## Task:
Give the listing below again in full, exactly as written.

# # # # #

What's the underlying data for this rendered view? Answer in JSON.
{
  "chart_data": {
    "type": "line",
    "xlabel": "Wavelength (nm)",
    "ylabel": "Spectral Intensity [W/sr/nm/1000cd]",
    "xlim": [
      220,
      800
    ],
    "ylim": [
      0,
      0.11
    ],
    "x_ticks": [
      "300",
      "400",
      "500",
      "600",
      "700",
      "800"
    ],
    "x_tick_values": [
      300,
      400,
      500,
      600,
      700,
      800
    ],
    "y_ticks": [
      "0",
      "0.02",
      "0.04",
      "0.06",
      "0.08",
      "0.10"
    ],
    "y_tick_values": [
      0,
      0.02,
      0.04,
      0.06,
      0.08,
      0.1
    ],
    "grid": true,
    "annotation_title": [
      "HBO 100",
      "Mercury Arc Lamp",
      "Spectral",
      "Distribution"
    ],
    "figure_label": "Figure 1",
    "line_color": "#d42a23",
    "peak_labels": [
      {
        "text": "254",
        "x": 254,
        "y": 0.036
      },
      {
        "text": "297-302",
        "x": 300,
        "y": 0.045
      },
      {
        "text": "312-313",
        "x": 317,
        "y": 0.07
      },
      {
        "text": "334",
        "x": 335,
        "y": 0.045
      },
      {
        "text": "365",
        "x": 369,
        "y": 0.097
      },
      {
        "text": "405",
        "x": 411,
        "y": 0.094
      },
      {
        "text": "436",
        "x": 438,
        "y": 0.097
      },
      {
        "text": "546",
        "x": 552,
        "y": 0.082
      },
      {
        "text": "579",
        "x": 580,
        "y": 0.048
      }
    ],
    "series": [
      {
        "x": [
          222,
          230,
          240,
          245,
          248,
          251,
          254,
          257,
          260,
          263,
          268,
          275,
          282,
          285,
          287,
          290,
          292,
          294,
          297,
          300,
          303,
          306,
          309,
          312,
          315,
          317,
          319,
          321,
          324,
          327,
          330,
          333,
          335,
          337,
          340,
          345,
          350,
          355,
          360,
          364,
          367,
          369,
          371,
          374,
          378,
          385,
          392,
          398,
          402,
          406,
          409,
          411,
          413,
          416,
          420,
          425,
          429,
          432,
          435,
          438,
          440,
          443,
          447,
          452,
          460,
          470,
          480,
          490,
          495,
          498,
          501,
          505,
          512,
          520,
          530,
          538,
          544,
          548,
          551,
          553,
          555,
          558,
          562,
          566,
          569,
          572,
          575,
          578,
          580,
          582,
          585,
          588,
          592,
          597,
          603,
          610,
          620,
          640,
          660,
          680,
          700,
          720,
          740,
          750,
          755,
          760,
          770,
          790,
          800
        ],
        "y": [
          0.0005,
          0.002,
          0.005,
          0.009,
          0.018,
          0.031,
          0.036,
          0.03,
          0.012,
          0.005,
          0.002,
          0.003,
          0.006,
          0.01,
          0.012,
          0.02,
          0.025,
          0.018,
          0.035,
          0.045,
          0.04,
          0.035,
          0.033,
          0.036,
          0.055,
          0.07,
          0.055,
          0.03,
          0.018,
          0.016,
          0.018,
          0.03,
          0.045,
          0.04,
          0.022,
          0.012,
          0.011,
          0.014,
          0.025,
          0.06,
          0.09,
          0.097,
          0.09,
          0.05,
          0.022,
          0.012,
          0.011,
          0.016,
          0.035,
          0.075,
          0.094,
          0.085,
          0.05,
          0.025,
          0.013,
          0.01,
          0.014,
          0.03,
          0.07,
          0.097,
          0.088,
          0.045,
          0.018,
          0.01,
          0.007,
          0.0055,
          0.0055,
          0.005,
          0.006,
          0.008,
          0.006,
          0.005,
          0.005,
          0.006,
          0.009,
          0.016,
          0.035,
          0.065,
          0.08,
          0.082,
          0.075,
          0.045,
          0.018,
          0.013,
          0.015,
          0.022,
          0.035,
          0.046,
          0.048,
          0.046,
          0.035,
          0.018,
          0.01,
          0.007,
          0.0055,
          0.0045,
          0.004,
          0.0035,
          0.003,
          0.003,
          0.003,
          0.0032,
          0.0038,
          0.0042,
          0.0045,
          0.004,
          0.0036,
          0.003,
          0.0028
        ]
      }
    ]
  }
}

# # # # #

## Written solution:
What's the underlying data for this rendered view? Answer in JSON.
{
  "chart_data": {
    "type": "line",
    "xlabel": "Wavelength (nm)",
    "ylabel": "Spectral Intensity [W/sr/nm/1000cd]",
    "xlim": [
      220,
      800
    ],
    "ylim": [
      0,
      0.11
    ],
    "x_ticks": [
      "300",
      "400",
      "500",
      "600",
      "700",
      "800"
    ],
    "x_tick_values": [
      300,
      400,
      500,
      600,
      700,
      800
    ],
    "y_ticks": [
      "0",
      "0.02",
      "0.04",
      "0.06",
      "0.08",
      "0.10"
    ],
    "y_tick_values": [
      0,
      0.02,
      0.04,
      0.06,
      0.08,
      0.1
    ],
    "grid": true,
    "annotation_title": [
      "HBO 100",
      "Mercury Arc Lamp",
      "Spectral",
      "Distribution"
    ],
    "figure_label": "Figure 1",
    "line_color": "#d42a23",
    "peak_labels": [
      {
        "text": "254",
        "x": 254,
        "y": 0.036
      },
      {
        "text": "297-302",
        "x": 300,
        "y": 0.045
      },
      {
        "text": "312-313",
        "x": 317,
        "y": 0.07
      },
      {
        "text": "334",
        "x": 335,
        "y": 0.045
      },
      {
        "text": "365",
        "x": 369,
        "y": 0.097
      },
      {
        "text": "405",
        "x": 411,
        "y": 0.094
      },
      {
        "text": "436",
        "x": 438,
        "y": 0.097
      },
      {
        "text": "546",
        "x": 552,
        "y": 0.082
      },
      {
        "text": "579",
        "x": 580,
        "y": 0.048
      }
    ],
    "series": [
      {
        "x": [
          222,
          230,
          240,
          245,
          248,
          251,
          254,
          257,
          260,
          263,
          268,
          275,
          282,
          285,
          287,
          290,
          292,
          294,
          297,
          300,
          303,
          306,
          309,
          312,
          315,
          317,
          319,
          321,
          324,
          327,
          330,
          333,
          335,
          337,
          340,
          345,
          350,
          355,
          360,
          364,
          367,
          369,
          371,
          374,
          378,
          385,
          392,
          398,
          402,
          406,
          409,
          411,
          413,
          416,
          420,
          425,
          429,
          432,
          435,
          438,
          440,
          443,
          447,
          452,
          460,
          470,
          480,
          490,
          495,
          498,
          501,
          505,
          512,
          520,
          530,
          538,
          544,
          548,
          551,
          553,
          555,
          558,
          562,
          566,
          569,
          572,
          575,
          578,
          580,
          582,
          585,
          588,
          592,
          597,
          603,
          610,
          620,
          640,
          660,
          680,
          700,
          720,
          740,
          750,
          755,
          760,
          770,
          790,
          800
        ],
        "y": [
          0.0005,
          0.002,
          0.005,
          0.009,
          0.018,
          0.031,
          0.036,
          0.03,
          0.012,
          0.005,
          0.002,
          0.003,
          0.006,
          0.01,
          0.012,
          0.02,
          0.025,
          0.018,
          0.035,
          0.045,
          0.04,
          0.035,
          0.033,
          0.036,
          0.055,
          0.07,
          0.055,
          0.03,
          0.018,
          0.016,
          0.018,
          0.03,
          0.045,
          0.04,
          0.022,
          0.012,
          0.011,
          0.014,
          0.025,
          0.06,
          0.09,
          0.097,
          0.09,
          0.05,
          0.022,
          0.012,
          0.011,
          0.016,
          0.035,
          0.075,
          0.094,
          0.085,
          0.05,
          0.025,
          0.013,
          0.01,
          0.014,
          0.03,
          0.07,
          0.097,
          0.088,
          0.045,
          0.018,
          0.01,
          0.007,
          0.0055,
          0.0055,
          0.005,
          0.006,
          0.008,
          0.006,
          0.005,
          0.005,
          0.006,
          0.009,
          0.016,
          0.035,
          0.065,
          0.08,
          0.082,
          0.075,
          0.045,
          0.018,
          0.013,
          0.015,
          0.022,
          0.035,
          0.046,
          0.048,
          0.046,
          0.035,
          0.018,
          0.01,
          0.007,
          0.0055,
          0.0045,
          0.004,
          0.0035,
          0.003,
          0.003,
          0.003,
          0.0032,
          0.0038,
          0.0042,
          0.0045,
          0.004,
          0.0036,
          0.003,
          0.0028
        ]
      }
    ]
  }
}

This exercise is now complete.